**TASK DIRECTIONS:**
Look for the string "text" in every line, and copy each line that has it.

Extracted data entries
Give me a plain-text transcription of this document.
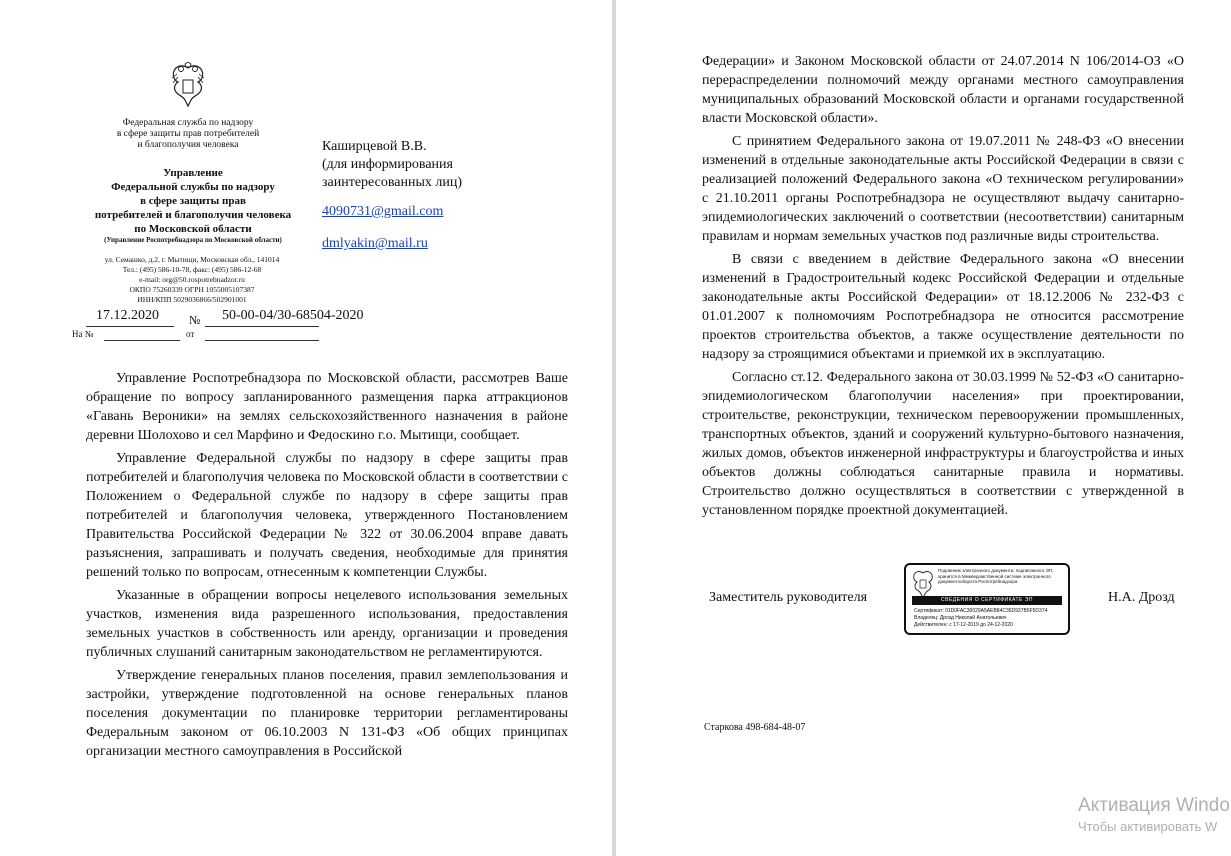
Федеральная служба по надзору
в сфере защиты прав потребителей
и благополучия человека
Управление
Федеральной службы по надзору
в сфере защиты прав
потребителей и благополучия человека
по Московской области
(Управление Роспотребнадзора по Московской области)
ул. Семашко, д.2, г. Мытищи, Московская обл., 141014
Тел.: (495) 586-10-78, факс: (495) 586-12-68
e-mail: org@50.rospotrebnadzor.ru
ОКПО 75260339 ОГРН 1055005107387
ИНН/КПП 5029036866/502901001
17.12.2020	№ 50-00-04/30-68504-2020
На №	от
Каширцевой В.В.
(для информирования
заинтересованных лиц)
4090731@gmail.com
dmlyakin@mail.ru

Управление Роспотребнадзора по Московской области, рассмотрев Ваше обращение по вопросу запланированного размещения парка аттракционов «Гавань Вероники» на землях сельскохозяйственного назначения в районе деревни Шолохово и сел Марфино и Федоскино г.о. Мытищи, сообщает.

Управление Федеральной службы по надзору в сфере защиты прав потребителей и благополучия человека по Московской области в соответствии с Положением о Федеральной службе по надзору в сфере защиты прав потребителей и благополучия человека, утвержденного Постановлением Правительства Российской Федерации № 322 от 30.06.2004 вправе давать разъяснения, запрашивать и получать сведения, необходимые для принятия решений только по вопросам, отнесенным к компетенции Службы.

Указанные в обращении вопросы нецелевого использования земельных участков, изменения вида разрешенного использования, предоставления земельных участков в собственность или аренду, организации и проведения публичных слушаний санитарным законодательством не регламентируются.

Утверждение генеральных планов поселения, правил землепользования и застройки, утверждение подготовленной на основе генеральных планов поселения документации по планировке территории регламентированы Федеральным законом от 06.10.2003 N 131-ФЗ «Об общих принципах организации местного самоуправления в Российской

Федерации» и Законом Московской области от 24.07.2014 N 106/2014-ОЗ «О перераспределении полномочий между органами местного самоуправления муниципальных образований Московской области и органами государственной власти Московской области».

С принятием Федерального закона от 19.07.2011 № 248-ФЗ «О внесении изменений в отдельные законодательные акты Российской Федерации в связи с реализацией положений Федерального закона «О техническом регулировании» с 21.10.2011 органы Роспотребнадзора не осуществляют выдачу санитарно-эпидемиологических заключений о соответствии (несоответствии) санитарным правилам и нормам земельных участков под различные виды строительства.

В связи с введением в действие Федерального закона «О внесении изменений в Градостроительный кодекс Российской Федерации и отдельные законодательные акты Российской Федерации» от 18.12.2006 № 232-ФЗ с 01.01.2007 к полномочиям Роспотребнадзора не относится рассмотрение проектов строительства объектов, а также осуществление деятельности по надзору за строящимися объектами и приемкой их в эксплуатацию.

Согласно ст.12. Федерального закона от 30.03.1999 № 52-ФЗ «О санитарно-эпидемиологическом благополучии населения» при проектировании, строительстве, реконструкции, техническом перевооружении промышленных, транспортных объектов, зданий и сооружений культурно-бытового назначения, жилых домов, объектов инженерной инфраструктуры и благоустройства и иных объектов должны соблюдаться санитарные правила и нормативы. Строительство должно осуществляться в соответствии с утвержденной в установленном порядке проектной документацией.

Заместитель руководителя
Подлинник электронного документа, подписанного ЭП, хранится в Межведомственной системе электронного документооборота Роспотребнадзора
СВЕДЕНИЯ О СЕРТИФИКАТЕ ЭП
Сертификат: 01D0FAC30029A5AEB84C35D937B5F5D374
Владелец: Дрозд Николай Анатольевич
Действителен: с 17-12-2019 до 24-12-2020
Н.А. Дрозд
Старкова 498-684-48-07
Активация Windo
Чтобы активировать W
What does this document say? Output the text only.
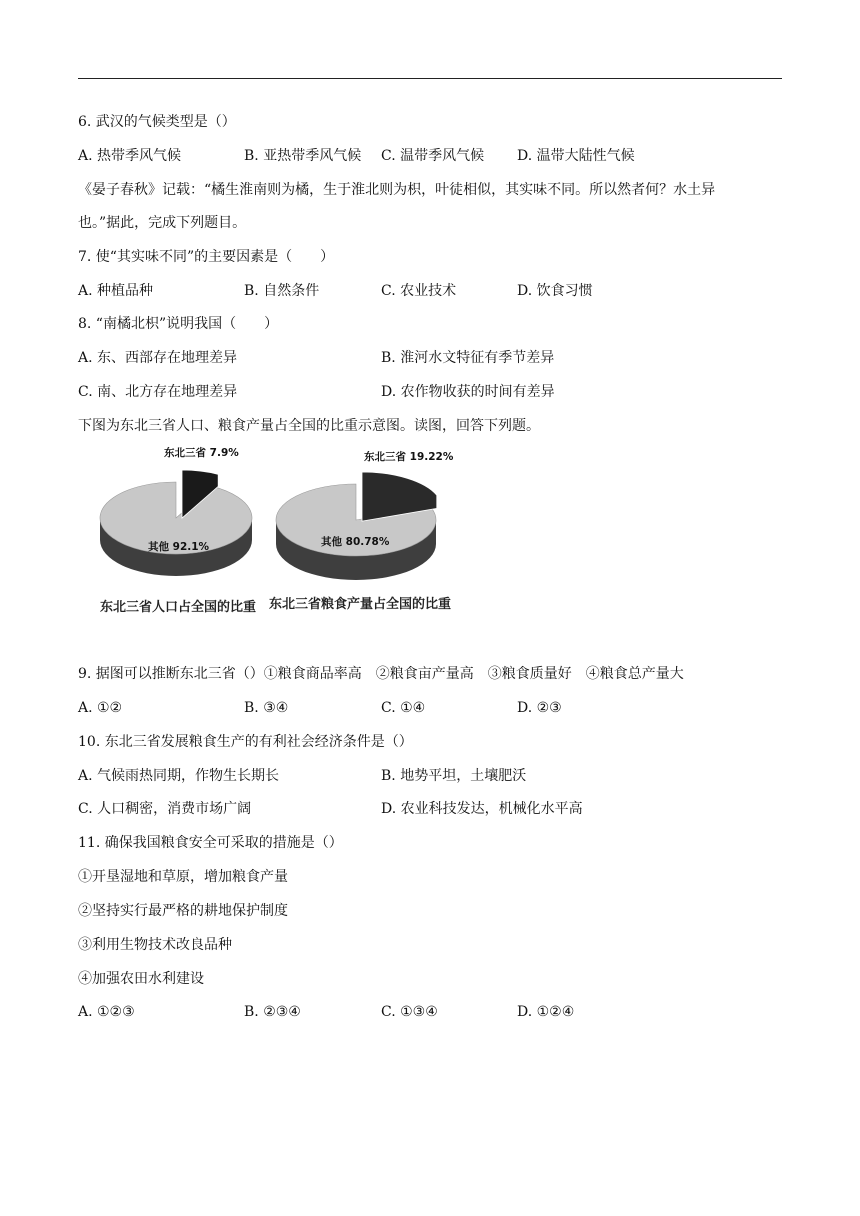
6. 武汉的气候类型是（）
A. 热带季风气候	B. 亚热带季风气候 C. 温带季风气候 D. 温带大陆性气候
《晏子春秋》记载：“橘生淮南则为橘，生于淮北则为枳，叶徒相似，其实味不同。所以然者何？水土异
也。”据此，完成下列题目。
7. 使“其实味不同”的主要因素是（　　）
A. 种植品种	B. 自然条件	C. 农业技术	D. 饮食习惯
8. “南橘北枳”说明我国（　　）
A. 东、西部存在地理差异	B. 淮河水文特征有季节差异
C. 南、北方存在地理差异	D. 农作物收获的时间有差异
下图为东北三省人口、粮食产量占全国的比重示意图。读图，回答下列题。
东北三省 7.9%
其他 92.1%
东北三省人口占全国的比重
东北三省 19.22%
其他 80.78%
东北三省粮食产量占全国的比重
9. 据图可以推断东北三省（）①粮食商品率高　②粮食亩产量高　③粮食质量好　④粮食总产量大
A. ①②	B. ③④	C. ①④	D. ②③
10. 东北三省发展粮食生产的有利社会经济条件是（）
A. 气候雨热同期，作物生长期长	B. 地势平坦，土壤肥沃
C. 人口稠密，消费市场广阔	D. 农业科技发达，机械化水平高
11. 确保我国粮食安全可采取的措施是（）
①开垦湿地和草原，增加粮食产量
②坚持实行最严格的耕地保护制度
③利用生物技术改良品种
④加强农田水利建设
A. ①②③	B. ②③④	C. ①③④	D. ①②④
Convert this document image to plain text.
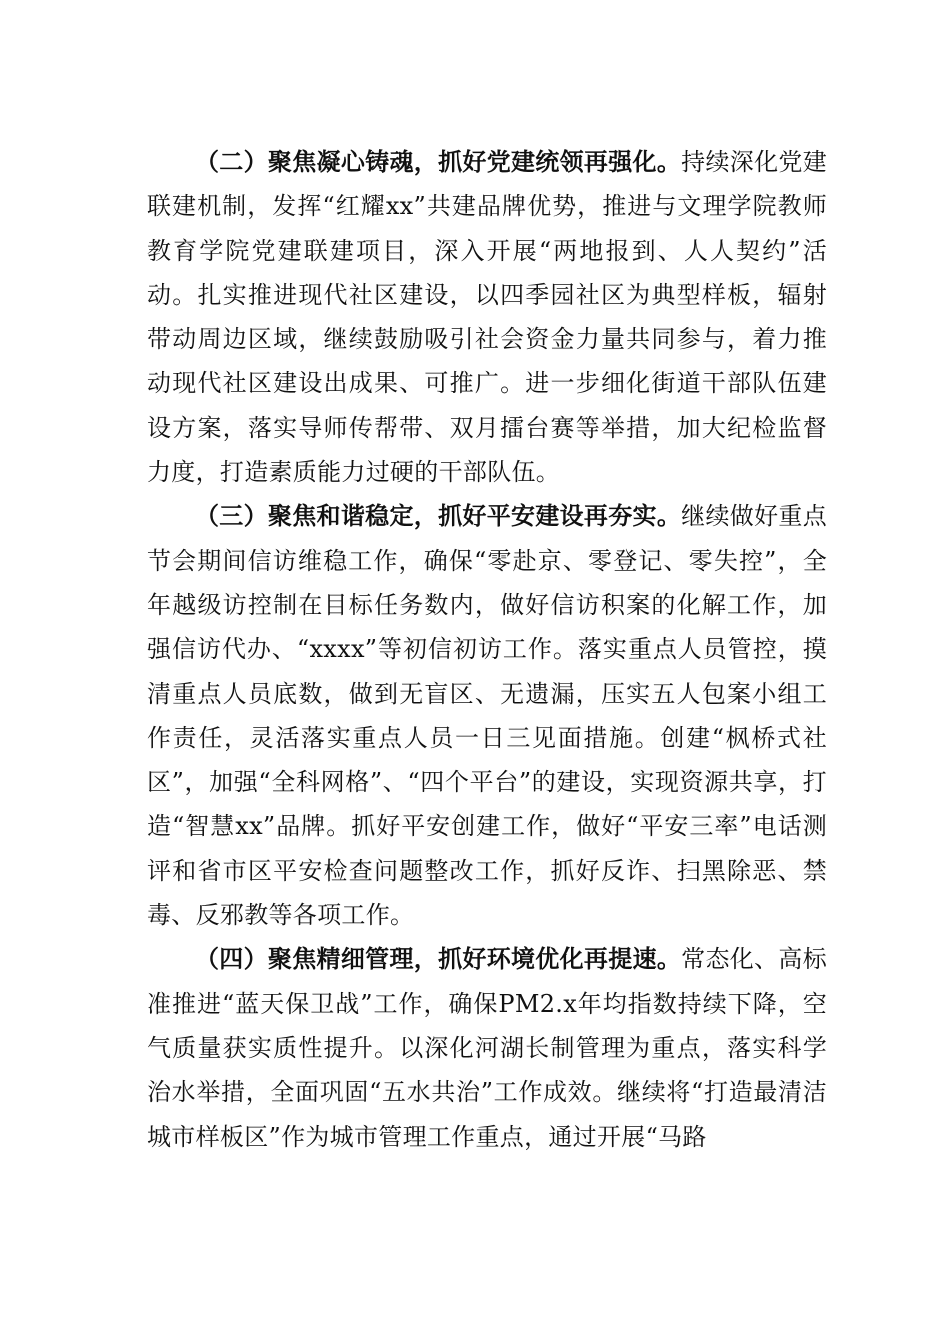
（二）聚焦凝心铸魂，抓好党建统领再强化。持续深化党建联建机制，发挥“红耀xx”共建品牌优势，推进与文理学院教师教育学院党建联建项目，深入开展“两地报到、人人契约”活动。扎实推进现代社区建设，以四季园社区为典型样板，辐射带动周边区域，继续鼓励吸引社会资金力量共同参与，着力推动现代社区建设出成果、可推广。进一步细化街道干部队伍建设方案，落实导师传帮带、双月擂台赛等举措，加大纪检监督力度，打造素质能力过硬的干部队伍。

（三）聚焦和谐稳定，抓好平安建设再夯实。继续做好重点节会期间信访维稳工作，确保“零赴京、零登记、零失控”，全年越级访控制在目标任务数内，做好信访积案的化解工作，加强信访代办、“xxxx”等初信初访工作。落实重点人员管控，摸清重点人员底数，做到无盲区、无遗漏，压实五人包案小组工作责任，灵活落实重点人员一日三见面措施。创建“枫桥式社区”，加强“全科网格”、“四个平台”的建设，实现资源共享，打造“智慧xx”品牌。抓好平安创建工作，做好“平安三率”电话测评和省市区平安检查问题整改工作，抓好反诈、扫黑除恶、禁毒、反邪教等各项工作。

（四）聚焦精细管理，抓好环境优化再提速。常态化、高标准推进“蓝天保卫战”工作，确保PM2.x年均指数持续下降，空气质量获实质性提升。以深化河湖长制管理为重点，落实科学治水举措，全面巩固“五水共治”工作成效。继续将“打造最清洁城市样板区”作为城市管理工作重点，通过开展“马路
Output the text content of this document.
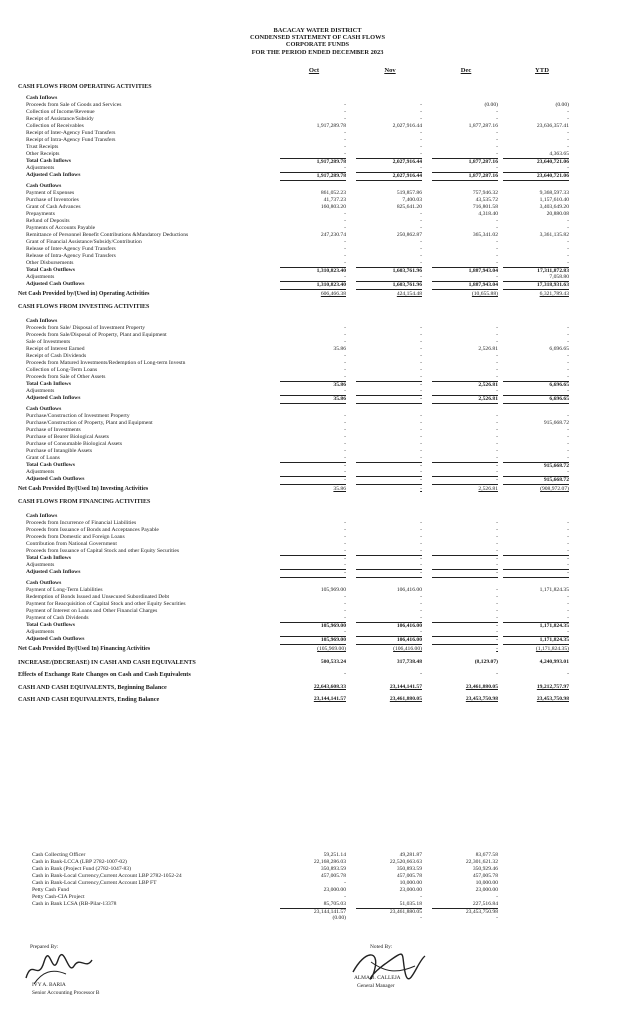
BACACAY WATER DISTRICT
CONDENSED STATEMENT OF CASH FLOWS
CORPORATE FUNDS
FOR THE PERIOD ENDED DECEMBER 2023
Oct	Nov	Dec	YTD
CASH FLOWS FROM OPERATING ACTIVITIES
Cash Inflows
Proceeds from Sale of Goods and Services	-	-	(0.00)	(0.00)
Collection of Income/Revenue	-	-	-	-
Receipt of Assistance/Subsidy	-	-	-	-
Collection of Receivables	1,917,289.78	2,027,916.44	1,877,287.16	23,636,357.41
Receipt of Inter-Agency Fund Transfers	-	-	-	-
Receipt of Intra-Agency Fund Transfers	-	-	-	-
Trust Receipts	-	-	-	-
Other Receipts	-	-	-	4,363.65
Total Cash Inflows	1,917,289.78	2,027,916.44	1,877,287.16	23,640,721.06
Adjustments	-	-	-	-
Adjusted Cash Inflows	1,917,289.78	2,027,916.44	1,877,287.16	23,640,721.06
Cash Outflows
Payment of Expenses	861,052.23	519,857.86	757,946.32	9,368,597.33
Purchase of Inventories	41,737.23	7,400.03	43,535.72	1,157,610.40
Grant of Cash Advances	160,803.20	825,641.20	716,801.58	3,403,649.20
Prepayments	-	-	4,318.40	20,880.08
Refund of Deposits	-	-	-	-
Payments of Accounts Payable	-	-	-	-
Remittance of Personnel Benefit Contributions &Mandatory Deductions	247,230.74	250,862.87	365,341.02	3,361,135.82
Grant of Financial Assistance/Subsidy/Contribution	-	-	-	-
Release of Inter-Agency Fund Transfers	-	-	-	-
Release of Intra-Agency Fund Transfers	-	-	-	-
Other Disbursements	-	-	-	-
Total Cash Outflows	1,310,823.40	1,603,761.96	1,887,943.04	17,311,872.83
Adjustments	-	-	-	7,058.80
Adjusted Cash Outflows	1,310,823.40	1,603,761.96	1,887,943.04	17,318,931.63
Net Cash Provided by/(Used in) Operating Activities	606,466.38	424,154.48	(10,655.88)	6,321,789.43
CASH FLOWS FROM INVESTING ACTIVITIES
Cash Inflows
Proceeds from Sale/ Disposal of Investment Property	-	-	-	-
Proceeds from Sale/Disposal of Property, Plant and Equipment	-	-	-	-
Sale of Investments	-	-	-	-
Receipt of Interest Earned	35.86	-	2,526.81	6,696.65
Receipt of Cash Dividends	-	-	-	-
Proceeds from Matured Investments/Redemption of Long-term Investn	-	-	-	-
Collection of Long-Term Loans	-	-	-	-
Proceeds from Sale of Other Assets	-	-	-	-
Total Cash Inflows	35.86	-	2,526.81	6,696.65
Adjustments	-	-	-	-
Adjusted Cash Inflows	35.86	-	2,526.81	6,696.65
Cash Outflows
Purchase/Construction of Investment Property	-	-	-	-
Purchase/Construction of Property, Plant and Equipment	-	-	-	915,668.72
Purchase of Investments	-	-	-	-
Purchase of Bearer Biological Assets	-	-	-	-
Purchase of Consumable Biological Assets	-	-	-	-
Purchase of Intangible Assets	-	-	-	-
Grant of Loans	-	-	-	-
Total Cash Outflows	-	-	-	915,668.72
Adjustments	-	-	-	-
Adjusted Cash Outflows	-	-	-	915,668.72
Net Cash Provided By/(Used In) Investing Activities	35.86	-	2,526.81	(908,972.07)
CASH FLOWS FROM FINANCING ACTIVITIES
Cash Inflows
Proceeds from Incurrence of Financial Liabilities	-	-	-	-
Proceeds from Issuance of Bonds and Acceptances Payable	-	-	-	-
Proceeds from Domestic and Foreign Loans	-	-	-	-
Contribution from National Government	-	-	-	-
Proceeds from Issuance of Capital Stock and other Equity Securities	-	-	-	-
Total Cash Inflows	-	-	-	-
Adjustments	-	-	-	-
Adjusted Cash Inflows	-	-	-	-
Cash Outflows
Payment of Long-Term Liabilities	105,969.00	106,416.00	-	1,171,824.35
Redemption of Bonds Issued and Unsecured Subordinated Debt	-	-	-	-
Payment for Reacquisition of Capital Stock and other Equity Securities	-	-	-	-
Payment of Interest on Loans and Other Financial Charges	-	-	-	-
Payment of Cash Dividends	-	-	-	-
Total Cash Outflows	105,969.00	106,416.00	-	1,171,824.35
Adjustments	-	-	-	-
Adjusted Cash Outflows	105,969.00	106,416.00	-	1,171,824.35
Net Cash Provided By/(Used In) Financing Activities	(105,969.00)	(106,416.00)	-	(1,171,824.35)
INCREASE/(DECREASE) IN CASH AND CASH EQUIVALENTS	500,533.24	317,738.48	(8,129.07)	4,240,993.01
Effects of Exchange Rate Changes on Cash and Cash Equivalents	-	-	-	-
CASH AND CASH EQUIVALENTS, Beginning Balance	22,643,608.33	23,144,141.57	23,461,880.05	19,212,757.97
CASH AND CASH EQUIVALENTS, Ending Balance	23,144,141.57	23,461,880.05	23,453,750.98	23,453,750.98
Cash Collecting Officer	59,251.14	49,281.87	83,677.58
Cash in Bank-LCCA (LBP 2782-1007-02)	22,168,286.03	22,520,663.63	22,301,621.32
Cash in Bank (Project Fund (2782-1047-83)	350,893.59	350,893.59	350,929.46
Cash in Bank-Local Currency,Current Account LBP 2782-1052-24	457,005.78	457,005.78	457,005.78
Cash in Bank-Local Currency,Current Account LBP FT	-	10,000.00	10,000.00
Petty Cash Fund	23,000.00	23,000.00	23,000.00
Petty Cash-CIA Project	-	-	-
Cash in Bank LCSA (RB-Pilar-13378	85,705.03	51,035.18	227,516.84
23,144,141.57	23,461,880.05	23,453,750.98
(0.00)	-	-
Prepared By:
IVY A. BARIA
Senior Accounting Processor B
Noted By:
ALMA B. CALLEJA
General Manager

**RIGHT ANSWER:**
Give me a plain-text transcription of this document.
What does this document say? Output the text only.
Convert this document image to plain text.
Output the text content of this document.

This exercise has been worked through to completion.